Dataset entries:
--------------------------------------------------

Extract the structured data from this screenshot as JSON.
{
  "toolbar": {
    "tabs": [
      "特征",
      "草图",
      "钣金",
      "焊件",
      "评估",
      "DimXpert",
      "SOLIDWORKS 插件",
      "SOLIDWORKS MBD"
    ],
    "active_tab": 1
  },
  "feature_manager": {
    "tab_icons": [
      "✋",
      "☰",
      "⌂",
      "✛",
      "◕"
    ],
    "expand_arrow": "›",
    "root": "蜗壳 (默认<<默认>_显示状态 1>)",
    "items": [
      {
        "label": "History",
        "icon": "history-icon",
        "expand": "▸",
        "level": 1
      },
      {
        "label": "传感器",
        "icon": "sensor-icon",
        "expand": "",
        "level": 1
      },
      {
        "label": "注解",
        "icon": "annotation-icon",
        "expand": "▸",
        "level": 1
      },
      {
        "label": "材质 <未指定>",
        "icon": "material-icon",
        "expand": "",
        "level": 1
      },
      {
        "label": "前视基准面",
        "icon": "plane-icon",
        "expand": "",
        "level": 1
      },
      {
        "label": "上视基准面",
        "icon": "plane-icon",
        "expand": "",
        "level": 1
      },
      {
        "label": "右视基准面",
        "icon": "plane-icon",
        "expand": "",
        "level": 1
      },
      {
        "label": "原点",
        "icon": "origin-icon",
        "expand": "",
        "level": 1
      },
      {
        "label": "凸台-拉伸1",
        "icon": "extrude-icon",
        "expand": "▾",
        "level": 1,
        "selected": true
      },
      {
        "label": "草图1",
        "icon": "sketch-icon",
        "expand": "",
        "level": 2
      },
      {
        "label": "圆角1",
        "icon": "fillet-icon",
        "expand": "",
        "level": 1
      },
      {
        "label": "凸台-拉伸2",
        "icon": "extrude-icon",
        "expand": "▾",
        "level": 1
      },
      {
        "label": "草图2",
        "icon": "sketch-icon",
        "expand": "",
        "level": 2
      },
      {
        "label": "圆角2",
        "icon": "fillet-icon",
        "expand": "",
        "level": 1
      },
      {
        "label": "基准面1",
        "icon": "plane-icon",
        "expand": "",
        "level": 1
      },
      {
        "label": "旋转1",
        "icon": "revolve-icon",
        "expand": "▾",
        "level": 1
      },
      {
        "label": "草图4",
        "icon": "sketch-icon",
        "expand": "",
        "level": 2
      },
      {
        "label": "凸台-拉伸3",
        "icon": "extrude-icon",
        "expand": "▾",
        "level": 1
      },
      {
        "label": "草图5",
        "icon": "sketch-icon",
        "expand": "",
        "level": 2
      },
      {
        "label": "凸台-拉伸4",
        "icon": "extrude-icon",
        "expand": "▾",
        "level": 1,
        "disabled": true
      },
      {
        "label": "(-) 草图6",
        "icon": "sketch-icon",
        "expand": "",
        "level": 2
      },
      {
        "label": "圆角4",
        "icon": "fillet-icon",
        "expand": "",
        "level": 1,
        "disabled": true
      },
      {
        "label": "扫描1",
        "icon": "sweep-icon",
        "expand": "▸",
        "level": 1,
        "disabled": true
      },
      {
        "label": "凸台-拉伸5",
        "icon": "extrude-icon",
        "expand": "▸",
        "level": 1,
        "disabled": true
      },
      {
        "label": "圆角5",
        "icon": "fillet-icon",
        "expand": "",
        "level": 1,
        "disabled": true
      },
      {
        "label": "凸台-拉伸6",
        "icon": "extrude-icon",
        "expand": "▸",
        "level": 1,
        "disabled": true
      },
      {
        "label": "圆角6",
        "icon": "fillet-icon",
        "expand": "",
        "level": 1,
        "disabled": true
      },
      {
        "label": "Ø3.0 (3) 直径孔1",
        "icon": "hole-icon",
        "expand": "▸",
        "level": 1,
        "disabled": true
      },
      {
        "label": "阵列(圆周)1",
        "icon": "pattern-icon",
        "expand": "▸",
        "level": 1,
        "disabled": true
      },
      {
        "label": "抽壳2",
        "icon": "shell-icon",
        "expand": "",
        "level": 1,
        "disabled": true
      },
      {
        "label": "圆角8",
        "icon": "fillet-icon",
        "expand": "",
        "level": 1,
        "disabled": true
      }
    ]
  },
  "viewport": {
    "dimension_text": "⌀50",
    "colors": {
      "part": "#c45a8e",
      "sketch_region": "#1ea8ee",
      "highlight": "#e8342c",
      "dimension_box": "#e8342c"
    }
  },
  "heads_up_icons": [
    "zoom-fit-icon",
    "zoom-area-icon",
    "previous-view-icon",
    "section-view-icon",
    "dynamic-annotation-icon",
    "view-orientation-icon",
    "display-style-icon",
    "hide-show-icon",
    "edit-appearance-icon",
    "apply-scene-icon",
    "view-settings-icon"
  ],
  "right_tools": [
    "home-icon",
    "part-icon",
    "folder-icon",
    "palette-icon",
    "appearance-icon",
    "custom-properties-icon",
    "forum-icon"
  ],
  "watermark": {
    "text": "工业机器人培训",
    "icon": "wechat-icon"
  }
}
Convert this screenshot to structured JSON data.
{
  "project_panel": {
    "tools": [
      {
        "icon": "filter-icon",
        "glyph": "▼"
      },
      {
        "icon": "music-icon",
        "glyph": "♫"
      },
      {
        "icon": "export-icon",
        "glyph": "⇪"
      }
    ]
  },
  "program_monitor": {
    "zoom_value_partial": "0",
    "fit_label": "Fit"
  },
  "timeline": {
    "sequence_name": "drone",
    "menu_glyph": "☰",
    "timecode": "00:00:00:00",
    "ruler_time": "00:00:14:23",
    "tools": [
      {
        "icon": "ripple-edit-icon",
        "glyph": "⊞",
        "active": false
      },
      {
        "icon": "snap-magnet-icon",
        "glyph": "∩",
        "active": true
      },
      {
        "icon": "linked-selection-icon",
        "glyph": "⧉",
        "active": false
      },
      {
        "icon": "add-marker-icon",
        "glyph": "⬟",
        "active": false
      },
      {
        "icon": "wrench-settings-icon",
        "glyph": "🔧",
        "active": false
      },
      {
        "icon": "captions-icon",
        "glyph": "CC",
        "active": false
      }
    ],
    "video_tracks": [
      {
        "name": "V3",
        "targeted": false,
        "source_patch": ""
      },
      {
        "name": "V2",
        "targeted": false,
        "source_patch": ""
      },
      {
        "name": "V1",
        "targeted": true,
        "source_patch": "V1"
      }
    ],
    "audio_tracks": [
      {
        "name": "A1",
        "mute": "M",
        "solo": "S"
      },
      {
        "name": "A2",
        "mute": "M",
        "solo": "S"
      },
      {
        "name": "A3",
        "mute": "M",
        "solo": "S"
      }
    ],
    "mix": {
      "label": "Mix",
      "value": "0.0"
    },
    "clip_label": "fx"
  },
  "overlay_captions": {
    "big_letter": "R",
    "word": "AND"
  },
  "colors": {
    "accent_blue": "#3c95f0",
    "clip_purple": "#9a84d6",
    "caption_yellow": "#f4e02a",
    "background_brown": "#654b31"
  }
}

--------------------------------------------------

Set all of the entries down again, exactly as they were given.

(Task output):
Extract the structured data from this screenshot as JSON.
{
  "toolbar": {
    "tabs": [
      "特征",
      "草图",
      "钣金",
      "焊件",
      "评估",
      "DimXpert",
      "SOLIDWORKS 插件",
      "SOLIDWORKS MBD"
    ],
    "active_tab": 1
  },
  "feature_manager": {
    "tab_icons": [
      "✋",
      "☰",
      "⌂",
      "✛",
      "◕"
    ],
    "expand_arrow": "›",
    "root": "蜗壳 (默认<<默认>_显示状态 1>)",
    "items": [
      {
        "label": "History",
        "icon": "history-icon",
        "expand": "▸",
        "level": 1
      },
      {
        "label": "传感器",
        "icon": "sensor-icon",
        "expand": "",
        "level": 1
      },
      {
        "label": "注解",
        "icon": "annotation-icon",
        "expand": "▸",
        "level": 1
      },
      {
        "label": "材质 <未指定>",
        "icon": "material-icon",
        "expand": "",
        "level": 1
      },
      {
        "label": "前视基准面",
        "icon": "plane-icon",
        "expand": "",
        "level": 1
      },
      {
        "label": "上视基准面",
        "icon": "plane-icon",
        "expand": "",
        "level": 1
      },
      {
        "label": "右视基准面",
        "icon": "plane-icon",
        "expand": "",
        "level": 1
      },
      {
        "label": "原点",
        "icon": "origin-icon",
        "expand": "",
        "level": 1
      },
      {
        "label": "凸台-拉伸1",
        "icon": "extrude-icon",
        "expand": "▾",
        "level": 1,
        "selected": true
      },
      {
        "label": "草图1",
        "icon": "sketch-icon",
        "expand": "",
        "level": 2
      },
      {
        "label": "圆角1",
        "icon": "fillet-icon",
        "expand": "",
        "level": 1
      },
      {
        "label": "凸台-拉伸2",
        "icon": "extrude-icon",
        "expand": "▾",
        "level": 1
      },
      {
        "label": "草图2",
        "icon": "sketch-icon",
        "expand": "",
        "level": 2
      },
      {
        "label": "圆角2",
        "icon": "fillet-icon",
        "expand": "",
        "level": 1
      },
      {
        "label": "基准面1",
        "icon": "plane-icon",
        "expand": "",
        "level": 1
      },
      {
        "label": "旋转1",
        "icon": "revolve-icon",
        "expand": "▾",
        "level": 1
      },
      {
        "label": "草图4",
        "icon": "sketch-icon",
        "expand": "",
        "level": 2
      },
      {
        "label": "凸台-拉伸3",
        "icon": "extrude-icon",
        "expand": "▾",
        "level": 1
      },
      {
        "label": "草图5",
        "icon": "sketch-icon",
        "expand": "",
        "level": 2
      },
      {
        "label": "凸台-拉伸4",
        "icon": "extrude-icon",
        "expand": "▾",
        "level": 1,
        "disabled": true
      },
      {
        "label": "(-) 草图6",
        "icon": "sketch-icon",
        "expand": "",
        "level": 2
      },
      {
        "label": "圆角4",
        "icon": "fillet-icon",
        "expand": "",
        "level": 1,
        "disabled": true
      },
      {
        "label": "扫描1",
        "icon": "sweep-icon",
        "expand": "▸",
        "level": 1,
        "disabled": true
      },
      {
        "label": "凸台-拉伸5",
        "icon": "extrude-icon",
        "expand": "▸",
        "level": 1,
        "disabled": true
      },
      {
        "label": "圆角5",
        "icon": "fillet-icon",
        "expand": "",
        "level": 1,
        "disabled": true
      },
      {
        "label": "凸台-拉伸6",
        "icon": "extrude-icon",
        "expand": "▸",
        "level": 1,
        "disabled": true
      },
      {
        "label": "圆角6",
        "icon": "fillet-icon",
        "expand": "",
        "level": 1,
        "disabled": true
      },
      {
        "label": "Ø3.0 (3) 直径孔1",
        "icon": "hole-icon",
        "expand": "▸",
        "level": 1,
        "disabled": true
      },
      {
        "label": "阵列(圆周)1",
        "icon": "pattern-icon",
        "expand": "▸",
        "level": 1,
        "disabled": true
      },
      {
        "label": "抽壳2",
        "icon": "shell-icon",
        "expand": "",
        "level": 1,
        "disabled": true
      },
      {
        "label": "圆角8",
        "icon": "fillet-icon",
        "expand": "",
        "level": 1,
        "disabled": true
      }
    ]
  },
  "viewport": {
    "dimension_text": "⌀50",
    "colors": {
      "part": "#c45a8e",
      "sketch_region": "#1ea8ee",
      "highlight": "#e8342c",
      "dimension_box": "#e8342c"
    }
  },
  "heads_up_icons": [
    "zoom-fit-icon",
    "zoom-area-icon",
    "previous-view-icon",
    "section-view-icon",
    "dynamic-annotation-icon",
    "view-orientation-icon",
    "display-style-icon",
    "hide-show-icon",
    "edit-appearance-icon",
    "apply-scene-icon",
    "view-settings-icon"
  ],
  "right_tools": [
    "home-icon",
    "part-icon",
    "folder-icon",
    "palette-icon",
    "appearance-icon",
    "custom-properties-icon",
    "forum-icon"
  ],
  "watermark": {
    "text": "工业机器人培训",
    "icon": "wechat-icon"
  }
}
Convert this screenshot to structured JSON data.
{
  "project_panel": {
    "tools": [
      {
        "icon": "filter-icon",
        "glyph": "▼"
      },
      {
        "icon": "music-icon",
        "glyph": "♫"
      },
      {
        "icon": "export-icon",
        "glyph": "⇪"
      }
    ]
  },
  "program_monitor": {
    "zoom_value_partial": "0",
    "fit_label": "Fit"
  },
  "timeline": {
    "sequence_name": "drone",
    "menu_glyph": "☰",
    "timecode": "00:00:00:00",
    "ruler_time": "00:00:14:23",
    "tools": [
      {
        "icon": "ripple-edit-icon",
        "glyph": "⊞",
        "active": false
      },
      {
        "icon": "snap-magnet-icon",
        "glyph": "∩",
        "active": true
      },
      {
        "icon": "linked-selection-icon",
        "glyph": "⧉",
        "active": false
      },
      {
        "icon": "add-marker-icon",
        "glyph": "⬟",
        "active": false
      },
      {
        "icon": "wrench-settings-icon",
        "glyph": "🔧",
        "active": false
      },
      {
        "icon": "captions-icon",
        "glyph": "CC",
        "active": false
      }
    ],
    "video_tracks": [
      {
        "name": "V3",
        "targeted": false,
        "source_patch": ""
      },
      {
        "name": "V2",
        "targeted": false,
        "source_patch": ""
      },
      {
        "name": "V1",
        "targeted": true,
        "source_patch": "V1"
      }
    ],
    "audio_tracks": [
      {
        "name": "A1",
        "mute": "M",
        "solo": "S"
      },
      {
        "name": "A2",
        "mute": "M",
        "solo": "S"
      },
      {
        "name": "A3",
        "mute": "M",
        "solo": "S"
      }
    ],
    "mix": {
      "label": "Mix",
      "value": "0.0"
    },
    "clip_label": "fx"
  },
  "overlay_captions": {
    "big_letter": "R",
    "word": "AND"
  },
  "colors": {
    "accent_blue": "#3c95f0",
    "clip_purple": "#9a84d6",
    "caption_yellow": "#f4e02a",
    "background_brown": "#654b31"
  }
}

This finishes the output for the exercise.